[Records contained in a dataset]
- - -

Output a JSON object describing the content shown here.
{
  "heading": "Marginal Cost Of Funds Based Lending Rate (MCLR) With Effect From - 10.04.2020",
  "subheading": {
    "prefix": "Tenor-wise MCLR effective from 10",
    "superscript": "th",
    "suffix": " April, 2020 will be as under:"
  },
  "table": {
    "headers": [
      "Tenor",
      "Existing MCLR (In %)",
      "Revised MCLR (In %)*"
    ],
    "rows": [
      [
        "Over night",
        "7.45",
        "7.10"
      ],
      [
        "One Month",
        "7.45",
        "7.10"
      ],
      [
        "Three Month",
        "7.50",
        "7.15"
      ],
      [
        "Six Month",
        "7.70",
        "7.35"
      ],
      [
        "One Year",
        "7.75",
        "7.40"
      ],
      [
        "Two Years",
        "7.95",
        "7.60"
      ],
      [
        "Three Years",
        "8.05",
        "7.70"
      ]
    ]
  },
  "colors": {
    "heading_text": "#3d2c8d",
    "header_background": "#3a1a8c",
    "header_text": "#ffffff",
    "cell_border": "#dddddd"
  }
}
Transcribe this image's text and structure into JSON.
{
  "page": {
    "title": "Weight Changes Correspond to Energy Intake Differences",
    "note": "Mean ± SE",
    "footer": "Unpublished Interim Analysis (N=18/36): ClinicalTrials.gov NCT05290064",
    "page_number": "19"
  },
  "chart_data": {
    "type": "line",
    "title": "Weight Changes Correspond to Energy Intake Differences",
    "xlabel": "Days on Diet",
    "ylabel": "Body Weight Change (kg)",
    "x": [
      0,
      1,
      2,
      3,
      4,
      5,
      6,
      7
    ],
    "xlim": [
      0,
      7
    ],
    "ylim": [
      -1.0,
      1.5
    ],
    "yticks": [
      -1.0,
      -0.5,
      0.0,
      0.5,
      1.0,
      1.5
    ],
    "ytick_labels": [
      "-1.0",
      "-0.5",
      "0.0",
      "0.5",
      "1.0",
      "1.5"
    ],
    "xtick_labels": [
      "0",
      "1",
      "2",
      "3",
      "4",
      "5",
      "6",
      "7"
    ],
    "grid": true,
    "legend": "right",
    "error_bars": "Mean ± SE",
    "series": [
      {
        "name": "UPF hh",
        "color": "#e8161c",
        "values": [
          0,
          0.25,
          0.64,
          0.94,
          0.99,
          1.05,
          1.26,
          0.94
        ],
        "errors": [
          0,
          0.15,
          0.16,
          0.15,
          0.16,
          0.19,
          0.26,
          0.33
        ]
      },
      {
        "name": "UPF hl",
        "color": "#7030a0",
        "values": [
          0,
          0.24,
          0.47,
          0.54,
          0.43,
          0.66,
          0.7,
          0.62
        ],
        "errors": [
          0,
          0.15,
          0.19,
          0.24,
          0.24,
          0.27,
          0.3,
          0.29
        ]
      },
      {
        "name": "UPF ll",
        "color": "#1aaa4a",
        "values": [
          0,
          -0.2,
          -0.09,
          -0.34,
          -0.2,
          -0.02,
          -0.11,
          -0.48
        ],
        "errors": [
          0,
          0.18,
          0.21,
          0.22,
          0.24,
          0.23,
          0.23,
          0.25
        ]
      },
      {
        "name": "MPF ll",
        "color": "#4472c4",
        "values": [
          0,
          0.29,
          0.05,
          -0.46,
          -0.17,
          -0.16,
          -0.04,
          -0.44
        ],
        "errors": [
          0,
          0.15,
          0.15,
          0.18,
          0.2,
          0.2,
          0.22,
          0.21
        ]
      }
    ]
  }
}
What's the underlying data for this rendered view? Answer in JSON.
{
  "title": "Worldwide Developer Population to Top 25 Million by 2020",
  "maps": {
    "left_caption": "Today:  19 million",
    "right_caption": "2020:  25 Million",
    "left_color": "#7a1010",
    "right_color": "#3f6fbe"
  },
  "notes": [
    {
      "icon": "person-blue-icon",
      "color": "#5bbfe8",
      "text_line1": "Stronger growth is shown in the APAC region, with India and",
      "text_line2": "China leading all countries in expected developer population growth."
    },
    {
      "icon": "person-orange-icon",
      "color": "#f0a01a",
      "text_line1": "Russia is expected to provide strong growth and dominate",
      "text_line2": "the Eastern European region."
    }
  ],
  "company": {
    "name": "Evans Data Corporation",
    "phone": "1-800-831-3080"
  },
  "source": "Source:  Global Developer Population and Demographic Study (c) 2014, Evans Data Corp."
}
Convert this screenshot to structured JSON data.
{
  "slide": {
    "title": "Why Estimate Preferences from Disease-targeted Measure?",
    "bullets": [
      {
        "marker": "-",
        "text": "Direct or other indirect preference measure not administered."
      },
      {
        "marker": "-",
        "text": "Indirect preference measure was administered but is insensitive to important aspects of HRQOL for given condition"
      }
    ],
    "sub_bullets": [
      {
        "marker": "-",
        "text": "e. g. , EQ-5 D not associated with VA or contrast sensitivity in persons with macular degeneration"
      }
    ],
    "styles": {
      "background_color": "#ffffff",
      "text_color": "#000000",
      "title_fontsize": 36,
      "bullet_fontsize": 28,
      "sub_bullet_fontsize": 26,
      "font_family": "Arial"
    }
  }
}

- - -

*WHAT IS BEING ASKED*.
Wherever the string "region" appears in the entries above, list that line.

*RESULT*.
      "text_line1": "Stronger growth is shown in the APAC region, with India and",
      "text_line2": "the Eastern European region."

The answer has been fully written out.